--- Start ---

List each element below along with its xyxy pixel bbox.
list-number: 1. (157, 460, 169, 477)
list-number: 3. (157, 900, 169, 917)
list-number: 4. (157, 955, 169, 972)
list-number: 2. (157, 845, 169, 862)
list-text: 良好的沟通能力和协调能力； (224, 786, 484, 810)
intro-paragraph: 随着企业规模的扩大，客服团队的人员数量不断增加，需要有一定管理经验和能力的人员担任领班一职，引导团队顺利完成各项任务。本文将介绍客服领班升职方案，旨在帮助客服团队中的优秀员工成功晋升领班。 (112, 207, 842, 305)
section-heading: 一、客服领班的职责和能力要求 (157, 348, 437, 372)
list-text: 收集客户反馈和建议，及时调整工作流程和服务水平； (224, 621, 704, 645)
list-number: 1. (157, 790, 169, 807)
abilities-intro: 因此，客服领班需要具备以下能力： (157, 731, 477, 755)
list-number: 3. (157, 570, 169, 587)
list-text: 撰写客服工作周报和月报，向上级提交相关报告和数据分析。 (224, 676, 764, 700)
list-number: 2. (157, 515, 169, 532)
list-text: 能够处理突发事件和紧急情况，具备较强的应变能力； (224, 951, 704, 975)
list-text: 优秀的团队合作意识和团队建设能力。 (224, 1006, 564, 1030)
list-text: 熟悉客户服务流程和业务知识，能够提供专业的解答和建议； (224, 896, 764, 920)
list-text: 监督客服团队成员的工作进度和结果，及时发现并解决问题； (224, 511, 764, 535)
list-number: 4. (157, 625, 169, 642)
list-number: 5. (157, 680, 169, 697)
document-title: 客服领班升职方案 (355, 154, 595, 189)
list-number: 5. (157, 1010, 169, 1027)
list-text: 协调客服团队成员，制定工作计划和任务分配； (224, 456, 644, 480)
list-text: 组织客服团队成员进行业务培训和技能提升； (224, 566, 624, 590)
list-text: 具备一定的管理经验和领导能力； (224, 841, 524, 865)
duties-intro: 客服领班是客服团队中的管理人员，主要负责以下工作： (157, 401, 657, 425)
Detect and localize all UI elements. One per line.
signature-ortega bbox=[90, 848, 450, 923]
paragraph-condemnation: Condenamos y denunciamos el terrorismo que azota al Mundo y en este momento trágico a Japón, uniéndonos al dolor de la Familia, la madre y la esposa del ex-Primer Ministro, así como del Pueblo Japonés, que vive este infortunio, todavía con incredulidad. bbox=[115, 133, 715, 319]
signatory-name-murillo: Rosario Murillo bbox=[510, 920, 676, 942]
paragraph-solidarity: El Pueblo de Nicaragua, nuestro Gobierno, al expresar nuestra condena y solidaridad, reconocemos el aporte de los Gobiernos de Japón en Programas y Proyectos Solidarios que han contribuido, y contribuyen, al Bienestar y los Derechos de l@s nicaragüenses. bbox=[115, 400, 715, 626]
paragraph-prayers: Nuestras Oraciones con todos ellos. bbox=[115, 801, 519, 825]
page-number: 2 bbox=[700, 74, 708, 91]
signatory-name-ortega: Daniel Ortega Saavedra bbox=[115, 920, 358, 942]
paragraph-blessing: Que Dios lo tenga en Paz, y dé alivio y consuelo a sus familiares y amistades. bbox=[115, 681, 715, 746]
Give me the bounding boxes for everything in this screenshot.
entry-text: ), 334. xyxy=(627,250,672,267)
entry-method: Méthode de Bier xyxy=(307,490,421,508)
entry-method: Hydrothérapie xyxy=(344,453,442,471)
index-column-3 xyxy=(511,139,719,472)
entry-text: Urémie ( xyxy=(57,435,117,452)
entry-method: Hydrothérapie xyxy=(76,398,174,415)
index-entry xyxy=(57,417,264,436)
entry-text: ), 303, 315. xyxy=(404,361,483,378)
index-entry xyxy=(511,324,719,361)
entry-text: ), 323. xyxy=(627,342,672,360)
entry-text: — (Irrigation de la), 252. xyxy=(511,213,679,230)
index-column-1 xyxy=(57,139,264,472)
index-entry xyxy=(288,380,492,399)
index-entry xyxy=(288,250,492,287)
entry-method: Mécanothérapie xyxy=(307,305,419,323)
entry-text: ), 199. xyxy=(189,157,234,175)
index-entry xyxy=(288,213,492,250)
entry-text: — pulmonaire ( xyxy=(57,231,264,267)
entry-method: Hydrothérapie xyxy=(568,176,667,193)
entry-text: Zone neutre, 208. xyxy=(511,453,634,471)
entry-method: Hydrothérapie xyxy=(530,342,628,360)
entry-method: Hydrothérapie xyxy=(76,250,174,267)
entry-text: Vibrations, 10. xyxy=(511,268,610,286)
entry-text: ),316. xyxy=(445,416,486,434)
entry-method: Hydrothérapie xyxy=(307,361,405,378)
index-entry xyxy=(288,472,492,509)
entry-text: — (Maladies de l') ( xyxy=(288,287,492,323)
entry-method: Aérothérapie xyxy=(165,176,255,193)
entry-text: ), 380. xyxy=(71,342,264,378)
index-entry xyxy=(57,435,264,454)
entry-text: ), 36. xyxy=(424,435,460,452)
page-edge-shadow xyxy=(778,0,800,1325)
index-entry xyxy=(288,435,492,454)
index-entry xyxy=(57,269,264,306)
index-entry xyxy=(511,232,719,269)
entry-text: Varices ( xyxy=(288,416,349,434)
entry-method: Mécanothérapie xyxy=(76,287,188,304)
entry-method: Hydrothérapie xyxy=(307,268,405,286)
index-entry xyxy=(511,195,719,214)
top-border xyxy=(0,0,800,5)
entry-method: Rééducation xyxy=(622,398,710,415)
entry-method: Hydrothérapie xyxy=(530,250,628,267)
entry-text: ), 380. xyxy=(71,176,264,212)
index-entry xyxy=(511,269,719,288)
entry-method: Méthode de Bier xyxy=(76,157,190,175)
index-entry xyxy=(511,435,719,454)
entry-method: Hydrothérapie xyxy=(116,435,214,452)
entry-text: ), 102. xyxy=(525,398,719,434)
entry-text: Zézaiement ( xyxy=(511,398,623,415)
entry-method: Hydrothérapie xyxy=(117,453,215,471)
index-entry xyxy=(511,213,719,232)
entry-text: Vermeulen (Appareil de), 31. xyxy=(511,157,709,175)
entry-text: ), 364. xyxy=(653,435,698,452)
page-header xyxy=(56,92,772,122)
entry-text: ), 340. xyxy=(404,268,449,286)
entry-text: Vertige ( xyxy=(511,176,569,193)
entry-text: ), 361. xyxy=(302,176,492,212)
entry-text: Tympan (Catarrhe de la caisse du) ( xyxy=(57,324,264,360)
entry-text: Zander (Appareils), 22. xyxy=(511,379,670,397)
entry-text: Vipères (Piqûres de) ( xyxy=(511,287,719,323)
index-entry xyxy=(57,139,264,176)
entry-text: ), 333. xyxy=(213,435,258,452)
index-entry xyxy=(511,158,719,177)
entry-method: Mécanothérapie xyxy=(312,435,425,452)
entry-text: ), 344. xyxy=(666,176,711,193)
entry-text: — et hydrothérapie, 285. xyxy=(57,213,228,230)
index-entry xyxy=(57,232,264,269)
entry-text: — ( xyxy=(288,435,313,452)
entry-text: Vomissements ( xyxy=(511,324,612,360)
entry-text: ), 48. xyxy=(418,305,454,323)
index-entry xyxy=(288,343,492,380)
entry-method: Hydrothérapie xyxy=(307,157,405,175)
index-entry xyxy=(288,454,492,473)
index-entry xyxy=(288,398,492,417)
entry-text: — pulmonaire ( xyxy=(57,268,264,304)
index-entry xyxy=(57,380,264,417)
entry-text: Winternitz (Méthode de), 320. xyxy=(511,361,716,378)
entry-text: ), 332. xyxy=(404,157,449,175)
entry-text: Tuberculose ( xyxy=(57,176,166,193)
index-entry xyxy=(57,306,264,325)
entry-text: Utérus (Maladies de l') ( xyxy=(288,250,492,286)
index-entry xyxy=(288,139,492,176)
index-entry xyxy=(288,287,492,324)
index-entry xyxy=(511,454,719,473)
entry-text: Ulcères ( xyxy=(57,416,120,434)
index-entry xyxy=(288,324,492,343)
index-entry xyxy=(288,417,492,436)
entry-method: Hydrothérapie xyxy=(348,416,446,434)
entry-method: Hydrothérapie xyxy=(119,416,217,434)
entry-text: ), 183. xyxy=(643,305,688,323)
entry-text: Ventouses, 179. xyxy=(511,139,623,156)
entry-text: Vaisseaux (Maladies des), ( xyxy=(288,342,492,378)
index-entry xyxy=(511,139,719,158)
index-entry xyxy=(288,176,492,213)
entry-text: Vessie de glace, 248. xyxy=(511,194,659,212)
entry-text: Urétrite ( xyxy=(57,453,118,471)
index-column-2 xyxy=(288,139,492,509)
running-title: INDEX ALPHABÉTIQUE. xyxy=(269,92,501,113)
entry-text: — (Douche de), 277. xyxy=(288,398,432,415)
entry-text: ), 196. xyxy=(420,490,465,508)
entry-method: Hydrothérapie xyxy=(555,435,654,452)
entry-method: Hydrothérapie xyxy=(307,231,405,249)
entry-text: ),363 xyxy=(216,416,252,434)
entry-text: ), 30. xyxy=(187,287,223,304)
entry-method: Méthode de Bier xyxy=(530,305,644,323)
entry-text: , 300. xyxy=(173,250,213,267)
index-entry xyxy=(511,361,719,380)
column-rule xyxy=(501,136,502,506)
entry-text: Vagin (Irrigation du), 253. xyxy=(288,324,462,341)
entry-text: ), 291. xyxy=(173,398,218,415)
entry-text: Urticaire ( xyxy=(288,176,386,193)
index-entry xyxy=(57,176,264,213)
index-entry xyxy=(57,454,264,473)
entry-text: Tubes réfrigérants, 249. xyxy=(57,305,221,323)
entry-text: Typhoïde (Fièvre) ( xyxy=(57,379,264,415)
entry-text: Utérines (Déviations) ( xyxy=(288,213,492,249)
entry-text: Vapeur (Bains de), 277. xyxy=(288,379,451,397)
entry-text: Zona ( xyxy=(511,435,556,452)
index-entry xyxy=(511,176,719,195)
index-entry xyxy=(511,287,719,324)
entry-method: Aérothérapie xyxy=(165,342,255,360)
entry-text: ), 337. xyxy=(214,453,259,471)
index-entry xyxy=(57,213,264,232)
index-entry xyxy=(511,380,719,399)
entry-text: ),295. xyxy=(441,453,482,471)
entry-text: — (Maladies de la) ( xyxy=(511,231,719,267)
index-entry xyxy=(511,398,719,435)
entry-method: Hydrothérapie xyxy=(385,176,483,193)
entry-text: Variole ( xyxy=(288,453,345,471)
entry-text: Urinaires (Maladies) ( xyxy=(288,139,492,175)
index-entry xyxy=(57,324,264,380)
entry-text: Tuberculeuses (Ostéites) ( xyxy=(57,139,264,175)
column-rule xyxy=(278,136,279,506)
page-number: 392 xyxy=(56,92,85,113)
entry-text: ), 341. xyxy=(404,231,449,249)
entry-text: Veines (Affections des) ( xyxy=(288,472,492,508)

--- End ---

> _DIRECTIVE_: Print the entries word for word, starting at the very first line and ending at the line that contains "list-text: 能够处理突发事件和紧急情况，具备较强的应变能力； (224, 951, 704, 975)", with both of those lines included.

> _RESPONSE TO THIS EXERCISE_:
List each element below along with its xyxy pixel bbox.
list-number: 1. (157, 460, 169, 477)
list-number: 3. (157, 900, 169, 917)
list-number: 4. (157, 955, 169, 972)
list-number: 2. (157, 845, 169, 862)
list-text: 良好的沟通能力和协调能力； (224, 786, 484, 810)
intro-paragraph: 随着企业规模的扩大，客服团队的人员数量不断增加，需要有一定管理经验和能力的人员担任领班一职，引导团队顺利完成各项任务。本文将介绍客服领班升职方案，旨在帮助客服团队中的优秀员工成功晋升领班。 (112, 207, 842, 305)
section-heading: 一、客服领班的职责和能力要求 (157, 348, 437, 372)
list-text: 收集客户反馈和建议，及时调整工作流程和服务水平； (224, 621, 704, 645)
list-number: 1. (157, 790, 169, 807)
abilities-intro: 因此，客服领班需要具备以下能力： (157, 731, 477, 755)
list-number: 3. (157, 570, 169, 587)
list-text: 撰写客服工作周报和月报，向上级提交相关报告和数据分析。 (224, 676, 764, 700)
list-number: 2. (157, 515, 169, 532)
list-text: 能够处理突发事件和紧急情况，具备较强的应变能力； (224, 951, 704, 975)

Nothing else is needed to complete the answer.